>> BEGIN Source extract

Other noteworthy aspects of Squeak include

* real-time sound and music synthesis written entirely in Smalltalk
* extensions of BitBlt to handle color of any depth and anti-aliased image rotation and scaling
* network access support that allows simple construction of servers and other useful facilities
* it runs bit-identical on many platforms (Windows, Mac, Unix, and others)
* a compact object format that typically requires only a single word of overhead per object
* a simple yet efficient incremental garbage collector for 32-bit direct pointers
* efficient bulk-mutation of objects

Squeak is available for free via the Internet, at this and other sites. Each release includes platform-independent support for color, sound, and network access, with complete source code. Originally developed on the Macintosh, members of its user community have since ported it to numerous other platforms including Windows 95 and NT, Windows CE (it runs on the Cassiopeia and the HP320LX), all common flavors of UNIX, Acorn RiscOS, and a bare chip (the Mitsubishi M32R/D).

The Squeak Smalltalk system bears no relation to the "Squeak" language designed by Rob Pike and Luca Cardelli in 1985, nor to its successor, "Newsqueak".

>> END Source extract
>> BEGIN Material provided

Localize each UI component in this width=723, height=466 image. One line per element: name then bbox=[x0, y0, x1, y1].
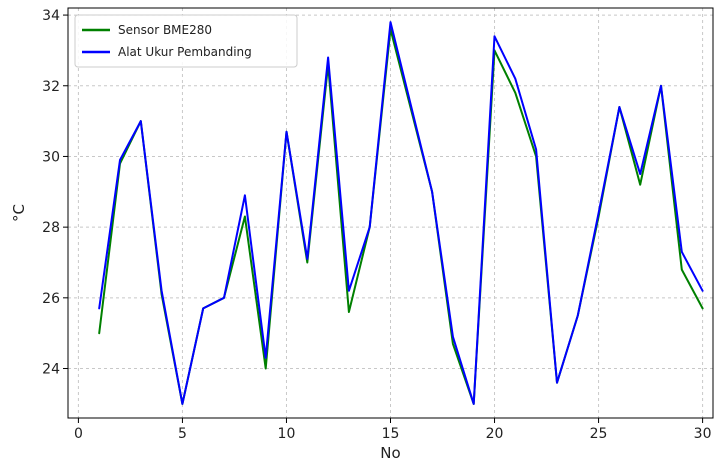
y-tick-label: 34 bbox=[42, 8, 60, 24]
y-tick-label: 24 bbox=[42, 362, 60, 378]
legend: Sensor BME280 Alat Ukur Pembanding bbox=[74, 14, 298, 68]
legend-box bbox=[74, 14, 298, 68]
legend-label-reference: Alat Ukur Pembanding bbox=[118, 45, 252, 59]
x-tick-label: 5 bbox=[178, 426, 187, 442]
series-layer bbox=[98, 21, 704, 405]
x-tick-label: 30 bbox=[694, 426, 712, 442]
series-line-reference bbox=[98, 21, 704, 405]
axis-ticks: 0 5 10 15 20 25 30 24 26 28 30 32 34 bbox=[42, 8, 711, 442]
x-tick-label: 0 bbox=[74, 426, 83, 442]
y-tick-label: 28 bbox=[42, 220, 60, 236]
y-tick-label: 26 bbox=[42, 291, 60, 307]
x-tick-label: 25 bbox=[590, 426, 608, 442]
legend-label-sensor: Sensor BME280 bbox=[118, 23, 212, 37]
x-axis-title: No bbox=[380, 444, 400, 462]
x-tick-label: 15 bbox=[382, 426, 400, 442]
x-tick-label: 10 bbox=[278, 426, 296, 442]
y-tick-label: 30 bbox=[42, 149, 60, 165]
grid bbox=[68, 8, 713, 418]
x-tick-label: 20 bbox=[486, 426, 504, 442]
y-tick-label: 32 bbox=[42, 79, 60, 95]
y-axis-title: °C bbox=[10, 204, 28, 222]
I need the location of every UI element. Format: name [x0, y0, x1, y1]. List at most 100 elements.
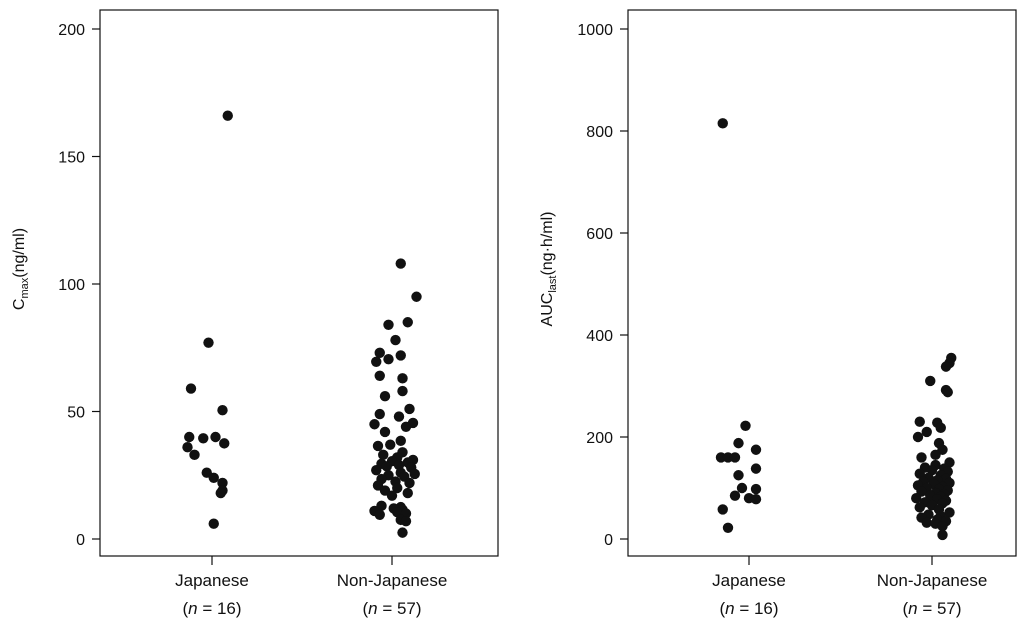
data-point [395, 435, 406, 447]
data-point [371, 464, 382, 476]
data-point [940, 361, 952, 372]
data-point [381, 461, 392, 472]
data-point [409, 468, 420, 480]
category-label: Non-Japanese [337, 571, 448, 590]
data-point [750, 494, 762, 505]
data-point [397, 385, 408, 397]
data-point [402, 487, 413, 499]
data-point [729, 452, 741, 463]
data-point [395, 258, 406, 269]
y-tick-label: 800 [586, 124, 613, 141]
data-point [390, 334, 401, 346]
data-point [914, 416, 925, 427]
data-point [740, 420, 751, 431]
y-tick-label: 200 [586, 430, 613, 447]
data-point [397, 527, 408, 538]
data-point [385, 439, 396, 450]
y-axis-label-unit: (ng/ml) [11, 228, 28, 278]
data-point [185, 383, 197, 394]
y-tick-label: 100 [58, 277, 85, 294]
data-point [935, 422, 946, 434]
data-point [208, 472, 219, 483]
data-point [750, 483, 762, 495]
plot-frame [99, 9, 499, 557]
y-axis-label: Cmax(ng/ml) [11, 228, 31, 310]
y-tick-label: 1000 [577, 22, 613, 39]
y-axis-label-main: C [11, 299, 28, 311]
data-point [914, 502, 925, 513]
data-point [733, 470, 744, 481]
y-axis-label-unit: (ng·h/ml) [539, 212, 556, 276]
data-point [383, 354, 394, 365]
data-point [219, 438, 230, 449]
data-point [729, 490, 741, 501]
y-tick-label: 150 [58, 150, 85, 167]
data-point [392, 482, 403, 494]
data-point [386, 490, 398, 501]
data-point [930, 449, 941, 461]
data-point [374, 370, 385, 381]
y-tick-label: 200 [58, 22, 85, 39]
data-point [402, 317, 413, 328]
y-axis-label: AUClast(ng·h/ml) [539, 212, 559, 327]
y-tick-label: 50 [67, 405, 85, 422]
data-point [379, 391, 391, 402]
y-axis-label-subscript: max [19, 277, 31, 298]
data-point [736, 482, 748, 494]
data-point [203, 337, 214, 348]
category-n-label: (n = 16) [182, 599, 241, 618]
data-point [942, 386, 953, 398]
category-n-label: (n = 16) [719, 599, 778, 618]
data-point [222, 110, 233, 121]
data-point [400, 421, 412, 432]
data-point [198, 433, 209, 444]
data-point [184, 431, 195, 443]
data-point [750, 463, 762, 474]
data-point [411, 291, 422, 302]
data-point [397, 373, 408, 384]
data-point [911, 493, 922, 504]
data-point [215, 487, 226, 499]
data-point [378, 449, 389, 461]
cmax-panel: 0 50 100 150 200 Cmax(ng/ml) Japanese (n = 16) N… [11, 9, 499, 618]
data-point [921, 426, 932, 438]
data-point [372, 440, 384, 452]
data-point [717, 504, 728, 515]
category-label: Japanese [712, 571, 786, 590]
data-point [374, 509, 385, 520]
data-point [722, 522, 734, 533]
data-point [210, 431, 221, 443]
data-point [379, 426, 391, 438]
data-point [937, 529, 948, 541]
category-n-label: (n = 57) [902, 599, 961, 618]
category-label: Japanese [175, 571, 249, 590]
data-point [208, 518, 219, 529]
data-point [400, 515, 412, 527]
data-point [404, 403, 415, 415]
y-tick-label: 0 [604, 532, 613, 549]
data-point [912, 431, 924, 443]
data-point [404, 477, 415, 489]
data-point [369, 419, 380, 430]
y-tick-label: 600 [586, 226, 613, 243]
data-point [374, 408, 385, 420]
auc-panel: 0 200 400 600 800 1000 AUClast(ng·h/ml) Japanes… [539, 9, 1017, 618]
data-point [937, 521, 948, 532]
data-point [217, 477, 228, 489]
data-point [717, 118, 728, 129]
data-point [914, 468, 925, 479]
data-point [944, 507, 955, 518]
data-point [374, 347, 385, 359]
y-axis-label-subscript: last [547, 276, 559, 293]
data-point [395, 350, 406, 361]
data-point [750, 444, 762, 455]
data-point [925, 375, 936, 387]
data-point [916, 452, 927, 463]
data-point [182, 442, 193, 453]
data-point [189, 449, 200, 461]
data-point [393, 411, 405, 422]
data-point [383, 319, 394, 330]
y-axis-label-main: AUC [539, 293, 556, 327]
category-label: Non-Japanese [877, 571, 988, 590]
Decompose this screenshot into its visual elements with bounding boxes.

>> END Material provided
>> BEGIN Material provided

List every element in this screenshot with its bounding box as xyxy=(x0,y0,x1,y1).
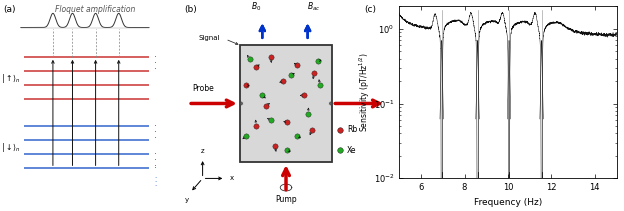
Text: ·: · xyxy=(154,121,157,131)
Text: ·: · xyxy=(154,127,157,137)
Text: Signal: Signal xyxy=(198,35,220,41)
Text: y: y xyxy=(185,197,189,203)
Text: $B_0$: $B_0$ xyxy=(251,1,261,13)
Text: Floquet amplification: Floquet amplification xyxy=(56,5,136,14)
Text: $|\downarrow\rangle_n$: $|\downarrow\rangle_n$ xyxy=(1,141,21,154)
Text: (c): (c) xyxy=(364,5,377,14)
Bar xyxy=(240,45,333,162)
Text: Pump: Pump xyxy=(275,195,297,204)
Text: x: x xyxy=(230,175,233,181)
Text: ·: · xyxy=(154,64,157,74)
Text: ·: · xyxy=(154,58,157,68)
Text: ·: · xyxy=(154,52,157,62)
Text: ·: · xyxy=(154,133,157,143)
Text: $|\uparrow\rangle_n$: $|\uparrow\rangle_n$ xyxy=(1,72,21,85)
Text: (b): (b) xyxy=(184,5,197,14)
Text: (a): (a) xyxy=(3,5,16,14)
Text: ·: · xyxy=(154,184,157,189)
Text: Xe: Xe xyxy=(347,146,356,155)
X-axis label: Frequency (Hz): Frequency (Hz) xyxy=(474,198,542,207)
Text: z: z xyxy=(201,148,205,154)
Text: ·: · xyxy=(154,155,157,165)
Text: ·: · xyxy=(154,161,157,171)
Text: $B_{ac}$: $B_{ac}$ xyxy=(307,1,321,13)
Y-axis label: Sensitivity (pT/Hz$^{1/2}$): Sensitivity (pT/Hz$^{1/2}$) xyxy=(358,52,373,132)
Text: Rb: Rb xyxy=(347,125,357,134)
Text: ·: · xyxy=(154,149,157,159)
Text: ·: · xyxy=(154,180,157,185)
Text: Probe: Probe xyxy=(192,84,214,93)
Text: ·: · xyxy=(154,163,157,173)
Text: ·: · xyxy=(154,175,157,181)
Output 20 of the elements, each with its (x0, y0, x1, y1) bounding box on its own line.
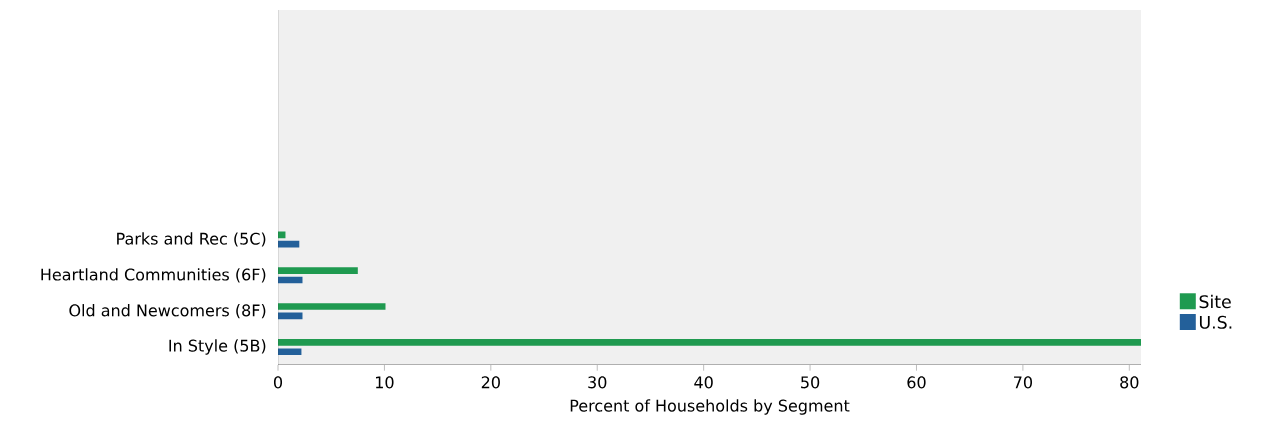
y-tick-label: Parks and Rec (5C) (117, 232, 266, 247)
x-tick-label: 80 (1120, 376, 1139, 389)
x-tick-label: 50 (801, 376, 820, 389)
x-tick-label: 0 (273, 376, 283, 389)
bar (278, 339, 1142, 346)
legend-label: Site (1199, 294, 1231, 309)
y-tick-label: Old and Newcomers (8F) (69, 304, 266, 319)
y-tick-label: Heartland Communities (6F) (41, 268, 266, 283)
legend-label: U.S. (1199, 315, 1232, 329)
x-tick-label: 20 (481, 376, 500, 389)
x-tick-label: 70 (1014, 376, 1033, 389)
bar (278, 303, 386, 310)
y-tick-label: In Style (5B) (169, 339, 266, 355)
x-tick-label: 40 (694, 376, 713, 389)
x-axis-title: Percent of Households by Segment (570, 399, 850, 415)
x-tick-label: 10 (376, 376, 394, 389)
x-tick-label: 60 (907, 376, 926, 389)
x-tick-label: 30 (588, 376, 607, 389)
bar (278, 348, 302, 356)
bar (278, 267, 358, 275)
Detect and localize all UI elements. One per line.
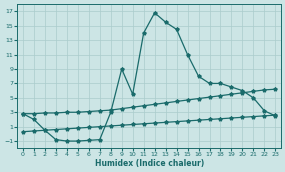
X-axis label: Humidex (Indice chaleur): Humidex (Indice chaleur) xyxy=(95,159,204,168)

>> END Material provided

* [Written exercise]: In the Squeak overview, reproduce verbatim the passage running from "Squeak is available" to "(the Mitsubishi M32R/D).".

* [Complete answer]:
Squeak is available for free via the Internet, at this and other sites. Each release includes platform-independent support for color, sound, and network access, with complete source code. Originally developed on the Macintosh, members of its user community have since ported it to numerous other platforms including Windows 95 and NT, Windows CE (it runs on the Cassiopeia and the HP320LX), all common flavors of UNIX, Acorn RiscOS, and a bare chip (the Mitsubishi M32R/D).